→ Goal of the exercise
Go through the entries one line at a time, and gather every line that has the word "value".

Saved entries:
# # # # # # #

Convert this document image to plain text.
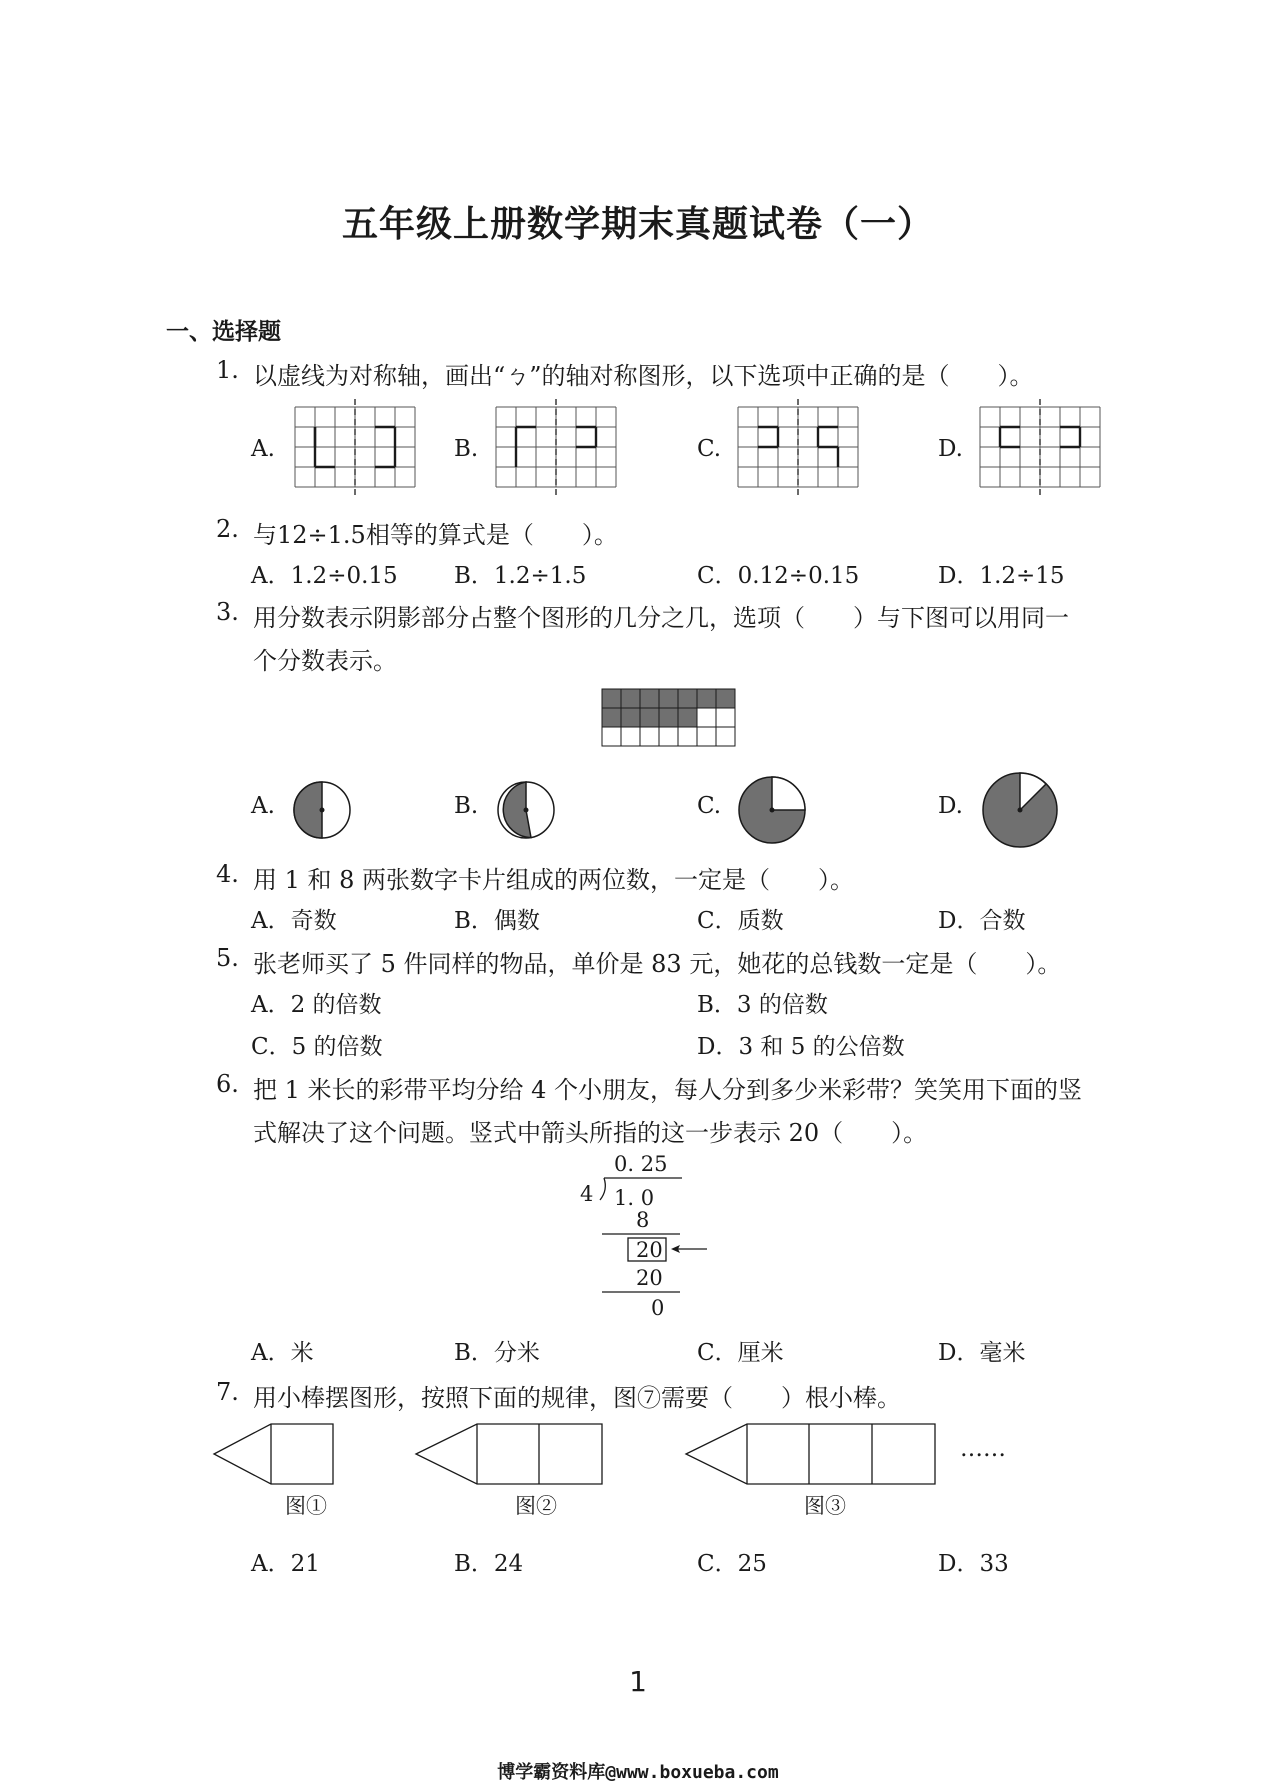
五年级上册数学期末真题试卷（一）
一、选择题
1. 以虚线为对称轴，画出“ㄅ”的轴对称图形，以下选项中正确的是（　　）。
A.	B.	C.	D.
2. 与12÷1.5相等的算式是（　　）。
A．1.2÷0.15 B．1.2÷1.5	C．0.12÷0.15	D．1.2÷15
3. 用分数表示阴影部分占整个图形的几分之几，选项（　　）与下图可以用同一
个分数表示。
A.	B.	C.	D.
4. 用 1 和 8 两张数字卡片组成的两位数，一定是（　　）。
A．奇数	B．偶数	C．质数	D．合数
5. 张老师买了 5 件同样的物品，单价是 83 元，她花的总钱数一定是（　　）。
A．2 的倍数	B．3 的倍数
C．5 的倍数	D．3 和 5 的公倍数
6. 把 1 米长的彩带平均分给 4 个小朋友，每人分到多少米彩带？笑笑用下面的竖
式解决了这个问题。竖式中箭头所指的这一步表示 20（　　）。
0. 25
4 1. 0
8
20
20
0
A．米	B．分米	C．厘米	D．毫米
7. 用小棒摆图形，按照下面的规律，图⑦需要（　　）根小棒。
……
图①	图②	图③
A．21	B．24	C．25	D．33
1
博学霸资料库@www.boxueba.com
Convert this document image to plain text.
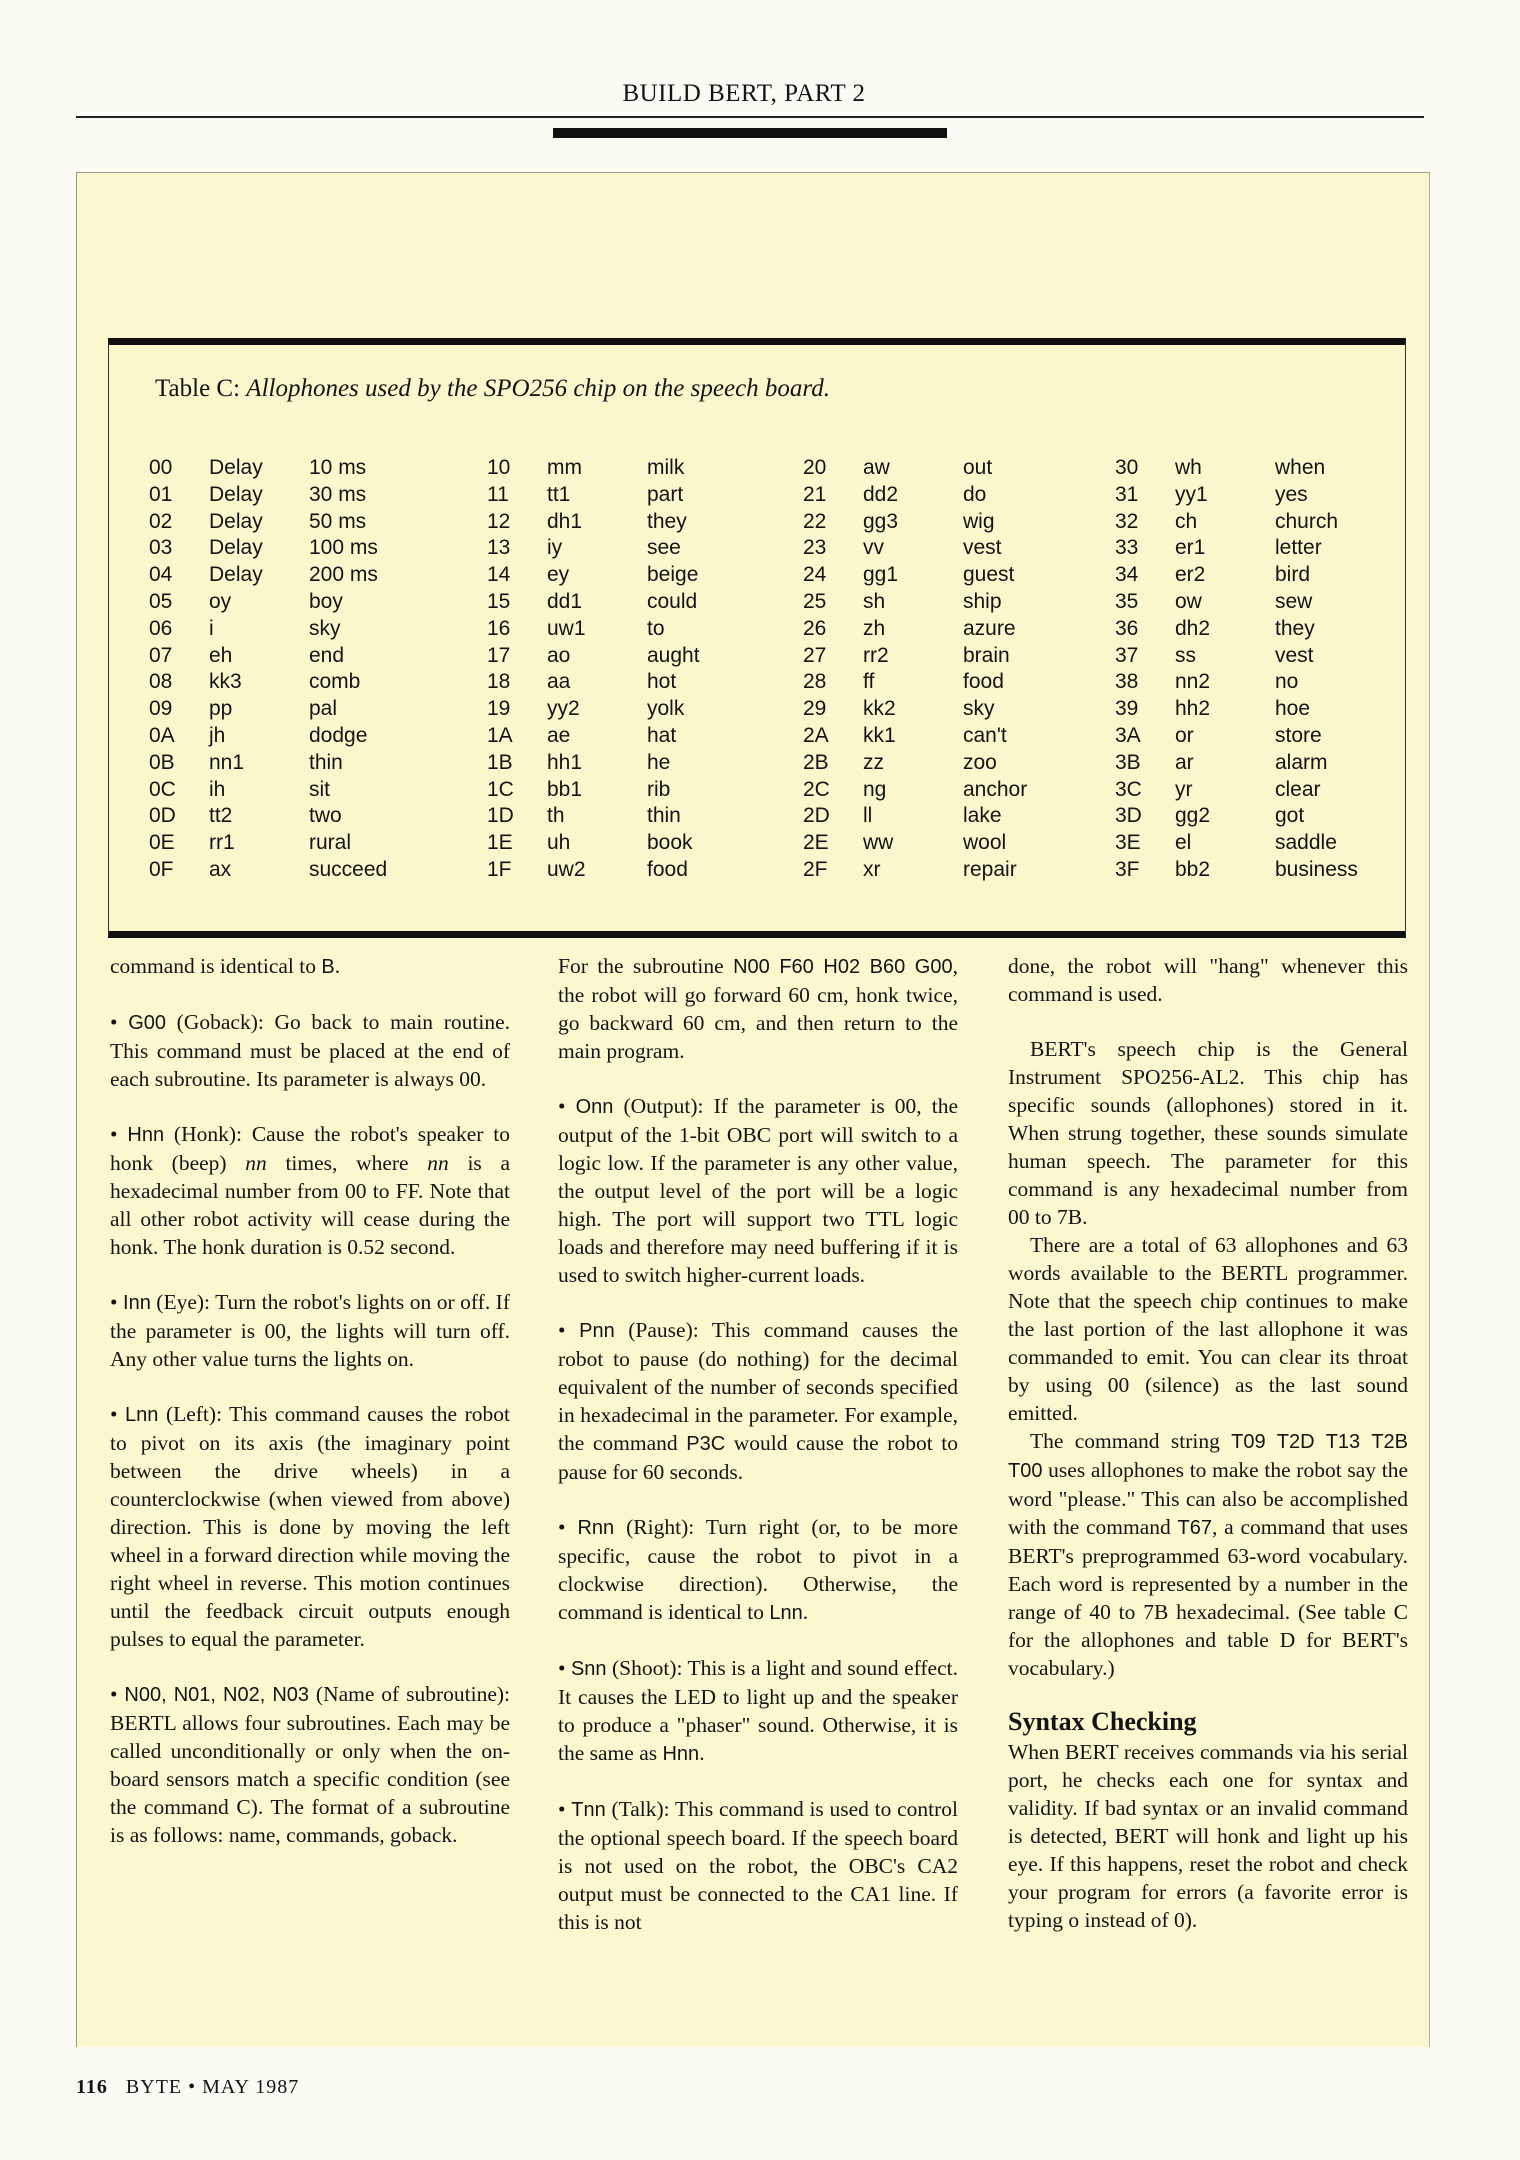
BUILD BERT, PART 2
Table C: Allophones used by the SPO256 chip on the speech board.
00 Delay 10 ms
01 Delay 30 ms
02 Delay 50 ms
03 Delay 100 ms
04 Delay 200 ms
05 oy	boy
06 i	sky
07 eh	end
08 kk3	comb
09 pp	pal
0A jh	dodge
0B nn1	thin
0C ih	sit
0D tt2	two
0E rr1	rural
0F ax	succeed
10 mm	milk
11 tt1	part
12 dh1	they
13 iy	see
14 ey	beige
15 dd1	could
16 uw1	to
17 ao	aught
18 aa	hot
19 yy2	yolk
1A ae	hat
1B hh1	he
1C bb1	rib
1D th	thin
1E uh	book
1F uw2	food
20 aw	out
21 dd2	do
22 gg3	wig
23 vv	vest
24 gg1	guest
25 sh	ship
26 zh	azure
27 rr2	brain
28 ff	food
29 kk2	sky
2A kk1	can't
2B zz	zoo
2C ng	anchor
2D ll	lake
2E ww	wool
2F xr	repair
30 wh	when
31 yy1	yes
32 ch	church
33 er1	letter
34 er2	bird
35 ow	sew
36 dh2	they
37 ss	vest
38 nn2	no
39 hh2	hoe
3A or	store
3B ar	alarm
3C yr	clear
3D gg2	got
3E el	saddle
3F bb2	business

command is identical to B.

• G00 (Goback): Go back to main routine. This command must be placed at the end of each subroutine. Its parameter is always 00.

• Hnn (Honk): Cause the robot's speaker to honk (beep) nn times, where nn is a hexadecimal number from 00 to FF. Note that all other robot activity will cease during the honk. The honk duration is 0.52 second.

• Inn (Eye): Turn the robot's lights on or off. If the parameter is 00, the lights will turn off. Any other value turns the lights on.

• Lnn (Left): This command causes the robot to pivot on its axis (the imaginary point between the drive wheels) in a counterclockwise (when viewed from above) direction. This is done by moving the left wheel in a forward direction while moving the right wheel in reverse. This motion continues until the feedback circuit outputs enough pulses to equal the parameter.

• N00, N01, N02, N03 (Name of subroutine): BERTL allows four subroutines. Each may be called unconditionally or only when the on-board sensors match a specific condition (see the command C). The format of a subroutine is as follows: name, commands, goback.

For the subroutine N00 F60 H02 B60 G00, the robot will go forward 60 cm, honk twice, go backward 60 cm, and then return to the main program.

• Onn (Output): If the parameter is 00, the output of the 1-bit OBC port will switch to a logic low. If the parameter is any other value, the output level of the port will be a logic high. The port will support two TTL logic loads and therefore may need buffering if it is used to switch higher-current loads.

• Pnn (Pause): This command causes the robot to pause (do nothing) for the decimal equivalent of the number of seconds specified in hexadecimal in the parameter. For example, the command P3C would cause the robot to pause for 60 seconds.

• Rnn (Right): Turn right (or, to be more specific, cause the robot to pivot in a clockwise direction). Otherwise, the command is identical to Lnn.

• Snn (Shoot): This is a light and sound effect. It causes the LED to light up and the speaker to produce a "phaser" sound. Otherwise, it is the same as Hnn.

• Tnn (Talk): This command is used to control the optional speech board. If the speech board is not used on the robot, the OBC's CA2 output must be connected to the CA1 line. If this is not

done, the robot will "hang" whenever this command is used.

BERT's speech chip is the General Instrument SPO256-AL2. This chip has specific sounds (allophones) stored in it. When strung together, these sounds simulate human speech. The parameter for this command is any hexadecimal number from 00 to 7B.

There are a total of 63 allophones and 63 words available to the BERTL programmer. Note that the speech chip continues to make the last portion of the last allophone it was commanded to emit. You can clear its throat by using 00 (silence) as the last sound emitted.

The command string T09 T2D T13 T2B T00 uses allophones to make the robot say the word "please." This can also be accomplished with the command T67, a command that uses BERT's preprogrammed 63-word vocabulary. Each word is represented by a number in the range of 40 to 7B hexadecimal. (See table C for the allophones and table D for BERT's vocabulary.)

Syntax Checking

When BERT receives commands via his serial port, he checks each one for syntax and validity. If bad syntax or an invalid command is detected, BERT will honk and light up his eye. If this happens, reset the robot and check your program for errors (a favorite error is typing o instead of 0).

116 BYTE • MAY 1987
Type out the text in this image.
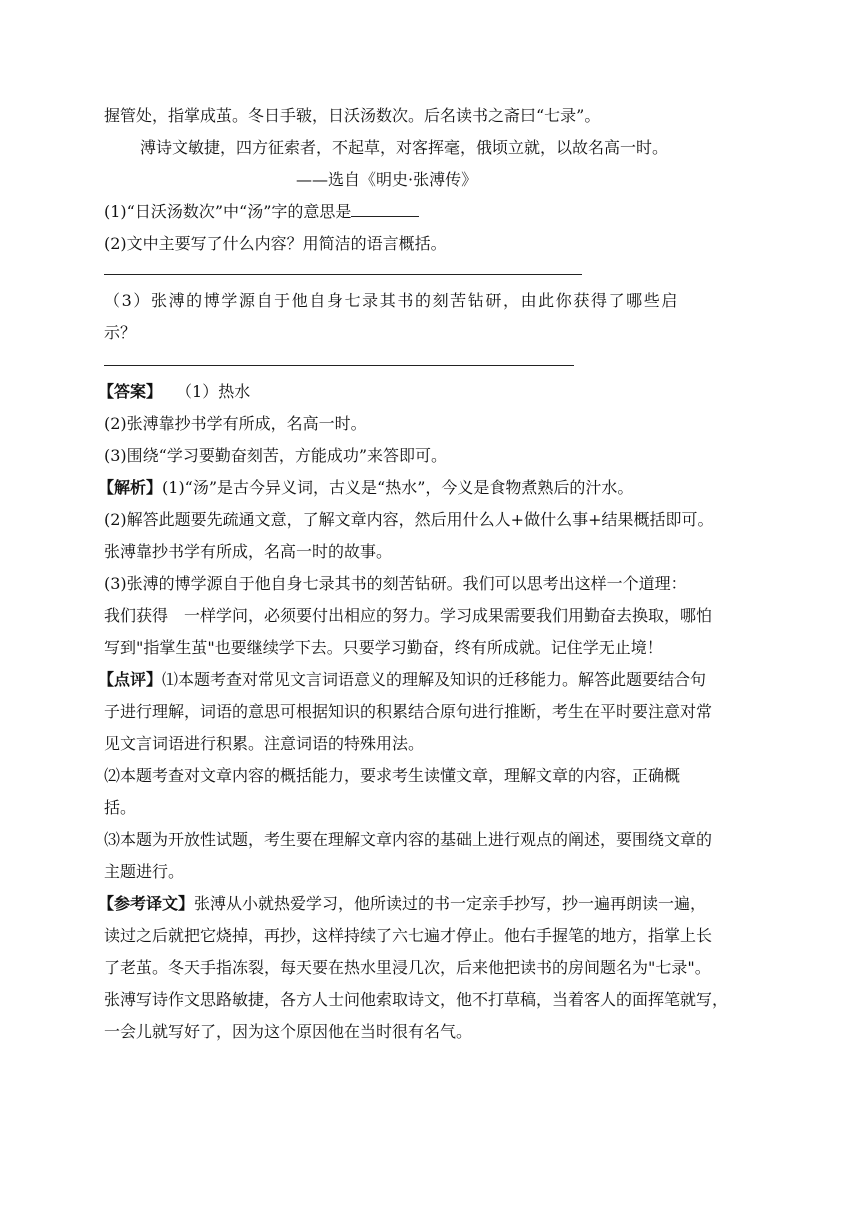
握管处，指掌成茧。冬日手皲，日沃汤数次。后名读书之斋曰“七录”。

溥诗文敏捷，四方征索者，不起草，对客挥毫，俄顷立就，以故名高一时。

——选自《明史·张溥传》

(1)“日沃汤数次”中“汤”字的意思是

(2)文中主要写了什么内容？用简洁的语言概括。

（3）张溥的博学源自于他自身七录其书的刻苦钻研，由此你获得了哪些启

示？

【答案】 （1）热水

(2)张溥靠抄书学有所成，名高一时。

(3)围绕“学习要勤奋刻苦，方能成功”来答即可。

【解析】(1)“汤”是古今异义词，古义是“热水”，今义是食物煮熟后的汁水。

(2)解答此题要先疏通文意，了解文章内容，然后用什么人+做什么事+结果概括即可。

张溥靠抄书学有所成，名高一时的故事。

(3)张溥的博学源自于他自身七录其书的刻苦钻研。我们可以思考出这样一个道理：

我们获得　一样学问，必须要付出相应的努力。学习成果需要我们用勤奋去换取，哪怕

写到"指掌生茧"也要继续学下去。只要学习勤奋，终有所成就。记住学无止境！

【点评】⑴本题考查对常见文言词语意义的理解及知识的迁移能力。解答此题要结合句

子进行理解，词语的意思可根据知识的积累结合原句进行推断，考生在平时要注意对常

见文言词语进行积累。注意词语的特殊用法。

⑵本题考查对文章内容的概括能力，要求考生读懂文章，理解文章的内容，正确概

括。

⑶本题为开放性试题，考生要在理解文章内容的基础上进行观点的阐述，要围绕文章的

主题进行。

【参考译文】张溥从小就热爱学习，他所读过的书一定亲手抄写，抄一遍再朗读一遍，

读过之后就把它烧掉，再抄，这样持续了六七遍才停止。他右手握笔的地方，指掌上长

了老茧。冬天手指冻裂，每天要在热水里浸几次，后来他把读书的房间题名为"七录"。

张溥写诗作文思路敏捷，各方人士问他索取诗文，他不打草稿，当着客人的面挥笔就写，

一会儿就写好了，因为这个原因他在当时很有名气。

# # # # # # #

→ Solved exercise
• Inn (Eye): Turn the robot's lights on or off. If the parameter is 00, the lights will turn off. Any other value turns the lights on.
• Onn (Output): If the parameter is 00, the output of the 1-bit OBC port will switch to a logic low. If the parameter is any other value, the output level of the port will be a logic high. The port will support two TTL logic loads and therefore may need buffering if it is used to switch higher-current loads.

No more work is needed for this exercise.